==== Dataset ====

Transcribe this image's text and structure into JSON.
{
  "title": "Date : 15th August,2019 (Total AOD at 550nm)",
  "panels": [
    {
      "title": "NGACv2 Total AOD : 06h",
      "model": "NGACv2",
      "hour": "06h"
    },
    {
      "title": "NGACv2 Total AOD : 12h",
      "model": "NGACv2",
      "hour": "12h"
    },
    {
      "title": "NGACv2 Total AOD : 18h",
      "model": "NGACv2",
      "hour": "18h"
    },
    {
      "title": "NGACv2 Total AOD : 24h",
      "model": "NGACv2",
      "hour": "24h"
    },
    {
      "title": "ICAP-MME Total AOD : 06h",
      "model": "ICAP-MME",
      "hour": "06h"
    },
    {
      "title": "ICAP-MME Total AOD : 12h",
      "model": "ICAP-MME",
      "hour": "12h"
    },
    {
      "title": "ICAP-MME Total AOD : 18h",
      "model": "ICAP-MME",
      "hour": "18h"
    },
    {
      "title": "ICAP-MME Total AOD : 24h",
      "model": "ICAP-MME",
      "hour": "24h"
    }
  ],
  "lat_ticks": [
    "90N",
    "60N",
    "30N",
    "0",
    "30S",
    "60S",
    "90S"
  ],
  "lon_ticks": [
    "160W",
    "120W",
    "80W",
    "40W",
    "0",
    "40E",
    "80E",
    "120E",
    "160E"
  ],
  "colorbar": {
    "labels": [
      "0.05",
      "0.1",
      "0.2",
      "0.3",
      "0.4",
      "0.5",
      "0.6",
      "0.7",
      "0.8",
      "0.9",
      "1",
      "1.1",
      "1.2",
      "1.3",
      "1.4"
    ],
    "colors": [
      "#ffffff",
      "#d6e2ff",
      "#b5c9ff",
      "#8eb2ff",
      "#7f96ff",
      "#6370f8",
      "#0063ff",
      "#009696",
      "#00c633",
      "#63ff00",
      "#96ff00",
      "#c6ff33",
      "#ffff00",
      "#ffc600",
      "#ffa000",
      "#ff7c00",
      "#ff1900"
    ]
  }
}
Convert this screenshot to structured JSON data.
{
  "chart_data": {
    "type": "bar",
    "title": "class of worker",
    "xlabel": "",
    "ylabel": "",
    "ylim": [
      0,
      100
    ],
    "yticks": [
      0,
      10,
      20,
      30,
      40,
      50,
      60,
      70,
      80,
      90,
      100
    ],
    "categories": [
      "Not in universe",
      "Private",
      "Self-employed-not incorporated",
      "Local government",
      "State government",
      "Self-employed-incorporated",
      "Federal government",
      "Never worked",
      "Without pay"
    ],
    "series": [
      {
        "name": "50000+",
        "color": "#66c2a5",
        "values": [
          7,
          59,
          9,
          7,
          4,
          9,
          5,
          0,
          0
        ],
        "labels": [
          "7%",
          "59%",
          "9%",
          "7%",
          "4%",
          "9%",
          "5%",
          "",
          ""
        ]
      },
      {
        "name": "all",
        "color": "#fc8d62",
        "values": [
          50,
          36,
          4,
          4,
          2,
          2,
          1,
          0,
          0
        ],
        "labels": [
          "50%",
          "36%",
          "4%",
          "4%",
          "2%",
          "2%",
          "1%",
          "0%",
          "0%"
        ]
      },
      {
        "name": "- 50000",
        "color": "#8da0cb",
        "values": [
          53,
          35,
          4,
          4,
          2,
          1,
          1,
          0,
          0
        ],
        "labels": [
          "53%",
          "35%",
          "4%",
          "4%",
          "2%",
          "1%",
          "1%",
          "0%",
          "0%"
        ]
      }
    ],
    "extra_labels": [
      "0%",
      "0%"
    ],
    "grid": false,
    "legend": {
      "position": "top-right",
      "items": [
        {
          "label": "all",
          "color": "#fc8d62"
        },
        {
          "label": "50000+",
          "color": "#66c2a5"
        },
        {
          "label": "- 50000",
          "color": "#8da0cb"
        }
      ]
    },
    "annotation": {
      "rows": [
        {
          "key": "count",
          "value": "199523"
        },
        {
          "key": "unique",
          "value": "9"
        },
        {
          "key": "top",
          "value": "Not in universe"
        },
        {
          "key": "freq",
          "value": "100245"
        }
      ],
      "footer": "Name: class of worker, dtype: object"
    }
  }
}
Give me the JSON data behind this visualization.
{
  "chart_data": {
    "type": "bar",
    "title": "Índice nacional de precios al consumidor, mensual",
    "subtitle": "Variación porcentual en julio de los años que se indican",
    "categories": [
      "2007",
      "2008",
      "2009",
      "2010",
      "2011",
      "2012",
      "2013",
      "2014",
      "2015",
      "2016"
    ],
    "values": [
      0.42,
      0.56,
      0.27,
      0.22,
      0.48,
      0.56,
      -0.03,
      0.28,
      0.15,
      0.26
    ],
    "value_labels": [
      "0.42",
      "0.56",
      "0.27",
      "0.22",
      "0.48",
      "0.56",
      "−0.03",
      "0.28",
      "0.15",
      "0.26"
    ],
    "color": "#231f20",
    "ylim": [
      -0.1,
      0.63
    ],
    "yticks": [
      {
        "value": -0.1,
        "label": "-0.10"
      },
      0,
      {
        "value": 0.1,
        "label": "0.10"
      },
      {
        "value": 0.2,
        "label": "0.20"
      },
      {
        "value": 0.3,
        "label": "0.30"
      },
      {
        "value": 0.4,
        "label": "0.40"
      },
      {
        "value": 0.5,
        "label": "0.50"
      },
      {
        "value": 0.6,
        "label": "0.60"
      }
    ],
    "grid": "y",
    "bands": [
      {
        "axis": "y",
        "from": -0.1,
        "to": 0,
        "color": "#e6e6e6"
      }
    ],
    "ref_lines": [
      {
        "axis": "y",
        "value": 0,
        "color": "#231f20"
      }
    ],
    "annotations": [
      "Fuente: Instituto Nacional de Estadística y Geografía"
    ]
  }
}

====

Extract the complete set of records unchanged.

Transcribe this image's text and structure into JSON.
{
  "title": "Date : 15th August,2019 (Total AOD at 550nm)",
  "panels": [
    {
      "title": "NGACv2 Total AOD : 06h",
      "model": "NGACv2",
      "hour": "06h"
    },
    {
      "title": "NGACv2 Total AOD : 12h",
      "model": "NGACv2",
      "hour": "12h"
    },
    {
      "title": "NGACv2 Total AOD : 18h",
      "model": "NGACv2",
      "hour": "18h"
    },
    {
      "title": "NGACv2 Total AOD : 24h",
      "model": "NGACv2",
      "hour": "24h"
    },
    {
      "title": "ICAP-MME Total AOD : 06h",
      "model": "ICAP-MME",
      "hour": "06h"
    },
    {
      "title": "ICAP-MME Total AOD : 12h",
      "model": "ICAP-MME",
      "hour": "12h"
    },
    {
      "title": "ICAP-MME Total AOD : 18h",
      "model": "ICAP-MME",
      "hour": "18h"
    },
    {
      "title": "ICAP-MME Total AOD : 24h",
      "model": "ICAP-MME",
      "hour": "24h"
    }
  ],
  "lat_ticks": [
    "90N",
    "60N",
    "30N",
    "0",
    "30S",
    "60S",
    "90S"
  ],
  "lon_ticks": [
    "160W",
    "120W",
    "80W",
    "40W",
    "0",
    "40E",
    "80E",
    "120E",
    "160E"
  ],
  "colorbar": {
    "labels": [
      "0.05",
      "0.1",
      "0.2",
      "0.3",
      "0.4",
      "0.5",
      "0.6",
      "0.7",
      "0.8",
      "0.9",
      "1",
      "1.1",
      "1.2",
      "1.3",
      "1.4"
    ],
    "colors": [
      "#ffffff",
      "#d6e2ff",
      "#b5c9ff",
      "#8eb2ff",
      "#7f96ff",
      "#6370f8",
      "#0063ff",
      "#009696",
      "#00c633",
      "#63ff00",
      "#96ff00",
      "#c6ff33",
      "#ffff00",
      "#ffc600",
      "#ffa000",
      "#ff7c00",
      "#ff1900"
    ]
  }
}
Convert this screenshot to structured JSON data.
{
  "chart_data": {
    "type": "bar",
    "title": "class of worker",
    "xlabel": "",
    "ylabel": "",
    "ylim": [
      0,
      100
    ],
    "yticks": [
      0,
      10,
      20,
      30,
      40,
      50,
      60,
      70,
      80,
      90,
      100
    ],
    "categories": [
      "Not in universe",
      "Private",
      "Self-employed-not incorporated",
      "Local government",
      "State government",
      "Self-employed-incorporated",
      "Federal government",
      "Never worked",
      "Without pay"
    ],
    "series": [
      {
        "name": "50000+",
        "color": "#66c2a5",
        "values": [
          7,
          59,
          9,
          7,
          4,
          9,
          5,
          0,
          0
        ],
        "labels": [
          "7%",
          "59%",
          "9%",
          "7%",
          "4%",
          "9%",
          "5%",
          "",
          ""
        ]
      },
      {
        "name": "all",
        "color": "#fc8d62",
        "values": [
          50,
          36,
          4,
          4,
          2,
          2,
          1,
          0,
          0
        ],
        "labels": [
          "50%",
          "36%",
          "4%",
          "4%",
          "2%",
          "2%",
          "1%",
          "0%",
          "0%"
        ]
      },
      {
        "name": "- 50000",
        "color": "#8da0cb",
        "values": [
          53,
          35,
          4,
          4,
          2,
          1,
          1,
          0,
          0
        ],
        "labels": [
          "53%",
          "35%",
          "4%",
          "4%",
          "2%",
          "1%",
          "1%",
          "0%",
          "0%"
        ]
      }
    ],
    "extra_labels": [
      "0%",
      "0%"
    ],
    "grid": false,
    "legend": {
      "position": "top-right",
      "items": [
        {
          "label": "all",
          "color": "#fc8d62"
        },
        {
          "label": "50000+",
          "color": "#66c2a5"
        },
        {
          "label": "- 50000",
          "color": "#8da0cb"
        }
      ]
    },
    "annotation": {
      "rows": [
        {
          "key": "count",
          "value": "199523"
        },
        {
          "key": "unique",
          "value": "9"
        },
        {
          "key": "top",
          "value": "Not in universe"
        },
        {
          "key": "freq",
          "value": "100245"
        }
      ],
      "footer": "Name: class of worker, dtype: object"
    }
  }
}
Give me the JSON data behind this visualization.
{
  "chart_data": {
    "type": "bar",
    "title": "Índice nacional de precios al consumidor, mensual",
    "subtitle": "Variación porcentual en julio de los años que se indican",
    "categories": [
      "2007",
      "2008",
      "2009",
      "2010",
      "2011",
      "2012",
      "2013",
      "2014",
      "2015",
      "2016"
    ],
    "values": [
      0.42,
      0.56,
      0.27,
      0.22,
      0.48,
      0.56,
      -0.03,
      0.28,
      0.15,
      0.26
    ],
    "value_labels": [
      "0.42",
      "0.56",
      "0.27",
      "0.22",
      "0.48",
      "0.56",
      "−0.03",
      "0.28",
      "0.15",
      "0.26"
    ],
    "color": "#231f20",
    "ylim": [
      -0.1,
      0.63
    ],
    "yticks": [
      {
        "value": -0.1,
        "label": "-0.10"
      },
      0,
      {
        "value": 0.1,
        "label": "0.10"
      },
      {
        "value": 0.2,
        "label": "0.20"
      },
      {
        "value": 0.3,
        "label": "0.30"
      },
      {
        "value": 0.4,
        "label": "0.40"
      },
      {
        "value": 0.5,
        "label": "0.50"
      },
      {
        "value": 0.6,
        "label": "0.60"
      }
    ],
    "grid": "y",
    "bands": [
      {
        "axis": "y",
        "from": -0.1,
        "to": 0,
        "color": "#e6e6e6"
      }
    ],
    "ref_lines": [
      {
        "axis": "y",
        "value": 0,
        "color": "#231f20"
      }
    ],
    "annotations": [
      "Fuente: Instituto Nacional de Estadística y Geografía"
    ]
  }
}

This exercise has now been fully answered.